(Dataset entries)
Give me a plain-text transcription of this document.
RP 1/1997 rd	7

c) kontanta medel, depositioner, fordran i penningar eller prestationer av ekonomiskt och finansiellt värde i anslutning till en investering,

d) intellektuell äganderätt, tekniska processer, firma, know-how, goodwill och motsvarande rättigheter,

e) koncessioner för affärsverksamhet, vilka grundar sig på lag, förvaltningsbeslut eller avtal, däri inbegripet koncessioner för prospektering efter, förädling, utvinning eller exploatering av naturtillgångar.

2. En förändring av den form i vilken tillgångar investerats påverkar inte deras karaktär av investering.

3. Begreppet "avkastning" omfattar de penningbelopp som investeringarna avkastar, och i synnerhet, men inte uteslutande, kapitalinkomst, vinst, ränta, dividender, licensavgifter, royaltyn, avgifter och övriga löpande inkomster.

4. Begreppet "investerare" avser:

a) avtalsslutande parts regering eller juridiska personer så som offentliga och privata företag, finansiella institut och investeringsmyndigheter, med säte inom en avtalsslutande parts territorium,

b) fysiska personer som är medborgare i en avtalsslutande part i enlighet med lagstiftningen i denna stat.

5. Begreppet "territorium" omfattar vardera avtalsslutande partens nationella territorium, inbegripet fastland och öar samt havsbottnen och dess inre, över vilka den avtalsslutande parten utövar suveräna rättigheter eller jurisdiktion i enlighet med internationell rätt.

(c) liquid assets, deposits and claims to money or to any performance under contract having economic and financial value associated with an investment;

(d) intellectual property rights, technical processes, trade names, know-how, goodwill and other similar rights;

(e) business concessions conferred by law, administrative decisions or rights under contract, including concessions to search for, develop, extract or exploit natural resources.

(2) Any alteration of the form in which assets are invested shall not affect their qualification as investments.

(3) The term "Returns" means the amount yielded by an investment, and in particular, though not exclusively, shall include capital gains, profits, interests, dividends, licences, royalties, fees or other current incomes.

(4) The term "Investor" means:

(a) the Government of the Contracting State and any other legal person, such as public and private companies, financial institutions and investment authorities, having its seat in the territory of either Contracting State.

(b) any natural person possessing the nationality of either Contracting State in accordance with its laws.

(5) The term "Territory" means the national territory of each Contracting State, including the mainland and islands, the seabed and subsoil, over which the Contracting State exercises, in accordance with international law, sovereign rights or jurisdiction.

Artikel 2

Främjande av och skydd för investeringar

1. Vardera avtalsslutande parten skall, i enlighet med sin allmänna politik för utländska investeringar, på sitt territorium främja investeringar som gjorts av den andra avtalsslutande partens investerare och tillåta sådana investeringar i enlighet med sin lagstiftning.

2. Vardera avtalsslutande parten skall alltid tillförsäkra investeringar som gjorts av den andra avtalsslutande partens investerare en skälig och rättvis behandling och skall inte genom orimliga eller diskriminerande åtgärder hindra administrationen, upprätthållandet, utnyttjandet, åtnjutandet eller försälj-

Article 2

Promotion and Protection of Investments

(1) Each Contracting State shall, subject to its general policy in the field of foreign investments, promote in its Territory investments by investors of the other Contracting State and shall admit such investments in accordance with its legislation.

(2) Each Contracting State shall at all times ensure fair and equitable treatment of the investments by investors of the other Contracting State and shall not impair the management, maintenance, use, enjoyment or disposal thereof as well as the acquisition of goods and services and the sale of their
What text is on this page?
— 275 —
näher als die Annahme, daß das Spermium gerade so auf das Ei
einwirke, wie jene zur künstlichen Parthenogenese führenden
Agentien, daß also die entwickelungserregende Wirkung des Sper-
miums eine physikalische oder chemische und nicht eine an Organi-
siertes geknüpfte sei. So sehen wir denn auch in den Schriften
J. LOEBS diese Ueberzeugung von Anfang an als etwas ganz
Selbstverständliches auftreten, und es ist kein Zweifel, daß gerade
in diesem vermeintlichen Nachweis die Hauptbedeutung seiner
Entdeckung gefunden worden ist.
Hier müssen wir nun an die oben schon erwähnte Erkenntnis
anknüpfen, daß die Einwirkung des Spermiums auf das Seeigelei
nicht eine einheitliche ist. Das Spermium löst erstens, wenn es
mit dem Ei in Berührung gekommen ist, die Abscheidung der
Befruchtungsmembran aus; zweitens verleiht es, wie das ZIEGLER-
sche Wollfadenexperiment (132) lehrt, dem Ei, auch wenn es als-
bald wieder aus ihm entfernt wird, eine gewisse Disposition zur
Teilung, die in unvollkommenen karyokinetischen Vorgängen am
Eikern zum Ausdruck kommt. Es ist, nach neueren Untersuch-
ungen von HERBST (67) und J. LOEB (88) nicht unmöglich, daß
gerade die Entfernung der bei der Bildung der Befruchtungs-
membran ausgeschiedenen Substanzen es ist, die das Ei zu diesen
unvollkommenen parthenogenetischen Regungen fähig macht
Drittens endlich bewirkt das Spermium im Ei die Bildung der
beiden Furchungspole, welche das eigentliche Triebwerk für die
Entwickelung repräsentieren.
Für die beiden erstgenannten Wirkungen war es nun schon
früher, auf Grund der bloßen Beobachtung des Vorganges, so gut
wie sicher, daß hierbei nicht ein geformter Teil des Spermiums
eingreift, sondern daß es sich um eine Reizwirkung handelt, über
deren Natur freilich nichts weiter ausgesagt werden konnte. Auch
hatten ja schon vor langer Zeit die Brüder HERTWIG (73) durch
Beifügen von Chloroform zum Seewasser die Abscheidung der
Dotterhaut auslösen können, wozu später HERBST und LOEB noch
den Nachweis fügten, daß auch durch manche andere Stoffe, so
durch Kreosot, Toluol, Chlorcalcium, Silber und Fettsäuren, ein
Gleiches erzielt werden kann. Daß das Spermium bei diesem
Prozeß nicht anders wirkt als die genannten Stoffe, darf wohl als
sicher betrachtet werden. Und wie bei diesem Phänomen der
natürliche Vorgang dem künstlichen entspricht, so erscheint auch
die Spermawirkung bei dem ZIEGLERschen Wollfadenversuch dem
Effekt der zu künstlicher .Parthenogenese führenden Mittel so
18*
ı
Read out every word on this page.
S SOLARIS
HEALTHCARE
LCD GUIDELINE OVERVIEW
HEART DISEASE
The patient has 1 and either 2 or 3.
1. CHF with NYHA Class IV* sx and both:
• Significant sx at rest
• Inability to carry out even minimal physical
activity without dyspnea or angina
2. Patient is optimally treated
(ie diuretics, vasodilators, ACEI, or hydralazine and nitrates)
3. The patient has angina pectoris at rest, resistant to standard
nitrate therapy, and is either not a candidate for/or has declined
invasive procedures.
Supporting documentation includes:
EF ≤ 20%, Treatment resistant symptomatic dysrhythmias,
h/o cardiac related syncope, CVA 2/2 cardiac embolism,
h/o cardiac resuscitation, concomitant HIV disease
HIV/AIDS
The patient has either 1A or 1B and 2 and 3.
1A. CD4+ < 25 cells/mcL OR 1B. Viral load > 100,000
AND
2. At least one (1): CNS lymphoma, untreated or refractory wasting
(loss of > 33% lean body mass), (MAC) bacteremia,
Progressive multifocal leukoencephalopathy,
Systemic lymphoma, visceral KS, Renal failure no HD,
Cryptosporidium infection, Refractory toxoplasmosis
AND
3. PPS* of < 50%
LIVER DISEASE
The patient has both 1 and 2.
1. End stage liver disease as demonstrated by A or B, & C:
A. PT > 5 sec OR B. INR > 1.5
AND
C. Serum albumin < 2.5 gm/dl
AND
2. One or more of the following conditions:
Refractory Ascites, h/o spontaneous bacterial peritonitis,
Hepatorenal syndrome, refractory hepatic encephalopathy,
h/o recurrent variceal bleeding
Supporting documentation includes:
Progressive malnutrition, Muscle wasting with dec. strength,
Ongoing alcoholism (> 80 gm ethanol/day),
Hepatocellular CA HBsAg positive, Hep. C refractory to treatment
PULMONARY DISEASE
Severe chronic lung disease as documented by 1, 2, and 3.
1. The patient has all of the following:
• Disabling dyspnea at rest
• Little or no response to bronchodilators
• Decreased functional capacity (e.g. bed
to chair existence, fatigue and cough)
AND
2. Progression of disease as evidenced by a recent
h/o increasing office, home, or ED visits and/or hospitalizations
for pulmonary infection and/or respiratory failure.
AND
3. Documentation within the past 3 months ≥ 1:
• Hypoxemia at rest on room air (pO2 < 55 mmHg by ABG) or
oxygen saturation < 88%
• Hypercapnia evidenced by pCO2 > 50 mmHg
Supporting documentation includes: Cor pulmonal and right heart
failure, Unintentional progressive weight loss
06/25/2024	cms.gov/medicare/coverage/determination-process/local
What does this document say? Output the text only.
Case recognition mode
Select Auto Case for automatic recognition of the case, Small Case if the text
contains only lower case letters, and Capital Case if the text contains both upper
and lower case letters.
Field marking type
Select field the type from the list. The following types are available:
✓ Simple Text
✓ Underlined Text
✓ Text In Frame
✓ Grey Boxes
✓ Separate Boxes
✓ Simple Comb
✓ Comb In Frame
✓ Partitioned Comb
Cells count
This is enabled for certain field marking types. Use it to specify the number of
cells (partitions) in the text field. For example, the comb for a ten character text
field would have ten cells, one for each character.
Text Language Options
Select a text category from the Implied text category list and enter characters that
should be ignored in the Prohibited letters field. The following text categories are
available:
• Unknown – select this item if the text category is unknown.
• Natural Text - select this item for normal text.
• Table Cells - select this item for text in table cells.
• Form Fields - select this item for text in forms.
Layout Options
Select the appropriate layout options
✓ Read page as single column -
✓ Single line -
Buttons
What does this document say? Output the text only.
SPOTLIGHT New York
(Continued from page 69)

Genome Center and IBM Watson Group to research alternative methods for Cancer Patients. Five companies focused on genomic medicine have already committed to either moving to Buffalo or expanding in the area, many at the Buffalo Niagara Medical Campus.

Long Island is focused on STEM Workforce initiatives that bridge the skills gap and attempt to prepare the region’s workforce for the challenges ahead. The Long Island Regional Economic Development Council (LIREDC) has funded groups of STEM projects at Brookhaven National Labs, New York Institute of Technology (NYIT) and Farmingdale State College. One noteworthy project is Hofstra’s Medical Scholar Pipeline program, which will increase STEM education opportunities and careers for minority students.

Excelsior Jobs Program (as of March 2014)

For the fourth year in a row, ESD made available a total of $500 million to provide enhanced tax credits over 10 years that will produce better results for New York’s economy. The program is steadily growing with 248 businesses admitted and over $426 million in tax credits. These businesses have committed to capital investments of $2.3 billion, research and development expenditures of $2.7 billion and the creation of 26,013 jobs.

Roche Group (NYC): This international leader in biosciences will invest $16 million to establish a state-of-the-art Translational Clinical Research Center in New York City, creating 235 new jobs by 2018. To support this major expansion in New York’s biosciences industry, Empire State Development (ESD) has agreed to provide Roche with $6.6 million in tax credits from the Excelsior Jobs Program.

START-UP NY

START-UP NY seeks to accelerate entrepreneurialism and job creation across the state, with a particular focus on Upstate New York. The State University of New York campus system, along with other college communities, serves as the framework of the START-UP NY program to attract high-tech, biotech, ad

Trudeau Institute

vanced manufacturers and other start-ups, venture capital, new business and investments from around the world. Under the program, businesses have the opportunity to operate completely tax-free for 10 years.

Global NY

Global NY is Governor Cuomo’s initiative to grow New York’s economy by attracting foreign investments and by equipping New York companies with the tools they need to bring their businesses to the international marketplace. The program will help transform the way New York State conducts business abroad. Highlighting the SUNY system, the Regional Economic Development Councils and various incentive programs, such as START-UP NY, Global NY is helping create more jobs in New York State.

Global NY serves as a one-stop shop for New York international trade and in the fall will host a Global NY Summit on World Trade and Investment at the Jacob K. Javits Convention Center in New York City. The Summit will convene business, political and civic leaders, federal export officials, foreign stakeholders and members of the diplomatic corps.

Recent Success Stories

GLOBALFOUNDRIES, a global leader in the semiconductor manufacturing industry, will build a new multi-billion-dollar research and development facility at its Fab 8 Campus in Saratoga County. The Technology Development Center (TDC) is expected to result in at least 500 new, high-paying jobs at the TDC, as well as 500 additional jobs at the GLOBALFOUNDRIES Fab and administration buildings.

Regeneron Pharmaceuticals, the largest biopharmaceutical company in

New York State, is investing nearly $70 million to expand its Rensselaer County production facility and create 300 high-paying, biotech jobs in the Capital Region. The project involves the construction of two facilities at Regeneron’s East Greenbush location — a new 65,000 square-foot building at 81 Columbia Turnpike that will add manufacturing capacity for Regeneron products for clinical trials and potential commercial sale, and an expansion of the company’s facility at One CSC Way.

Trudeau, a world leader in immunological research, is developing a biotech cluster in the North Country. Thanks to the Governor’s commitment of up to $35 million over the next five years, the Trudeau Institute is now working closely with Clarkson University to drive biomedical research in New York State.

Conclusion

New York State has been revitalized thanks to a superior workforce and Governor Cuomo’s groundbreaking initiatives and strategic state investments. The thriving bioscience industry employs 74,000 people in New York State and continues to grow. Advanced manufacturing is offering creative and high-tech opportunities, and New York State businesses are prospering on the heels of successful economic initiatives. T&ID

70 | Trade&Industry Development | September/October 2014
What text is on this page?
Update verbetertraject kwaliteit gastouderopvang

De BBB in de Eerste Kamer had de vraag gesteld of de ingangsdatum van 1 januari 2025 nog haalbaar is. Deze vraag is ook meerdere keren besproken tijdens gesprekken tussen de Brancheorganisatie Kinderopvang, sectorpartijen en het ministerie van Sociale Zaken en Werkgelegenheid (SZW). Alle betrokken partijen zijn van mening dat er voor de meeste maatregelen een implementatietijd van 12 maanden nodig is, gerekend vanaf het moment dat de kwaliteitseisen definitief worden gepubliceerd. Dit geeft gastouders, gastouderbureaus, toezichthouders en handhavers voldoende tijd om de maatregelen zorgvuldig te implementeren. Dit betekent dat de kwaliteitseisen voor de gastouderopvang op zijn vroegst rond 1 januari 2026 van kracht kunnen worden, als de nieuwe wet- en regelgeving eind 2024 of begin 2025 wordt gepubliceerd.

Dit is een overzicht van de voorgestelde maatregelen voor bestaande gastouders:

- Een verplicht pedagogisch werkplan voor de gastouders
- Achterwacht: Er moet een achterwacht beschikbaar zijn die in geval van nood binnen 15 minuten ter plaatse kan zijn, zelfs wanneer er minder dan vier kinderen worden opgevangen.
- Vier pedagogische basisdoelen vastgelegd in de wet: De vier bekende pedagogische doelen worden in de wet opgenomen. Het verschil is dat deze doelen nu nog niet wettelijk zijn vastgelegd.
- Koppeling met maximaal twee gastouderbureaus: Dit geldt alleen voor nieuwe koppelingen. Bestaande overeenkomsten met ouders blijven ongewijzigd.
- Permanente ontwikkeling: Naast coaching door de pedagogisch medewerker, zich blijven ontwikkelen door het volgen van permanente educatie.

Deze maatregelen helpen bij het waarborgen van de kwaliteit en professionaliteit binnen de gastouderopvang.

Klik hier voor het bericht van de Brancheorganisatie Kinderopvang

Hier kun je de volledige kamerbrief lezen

▶ **Task item**: Looking at the data above, show all lines where the word "list" occurs.

▶ **Exercise answer**:
Select field the type from the list. The following types are available:
Select a text category from the Implied text category list and enter characters that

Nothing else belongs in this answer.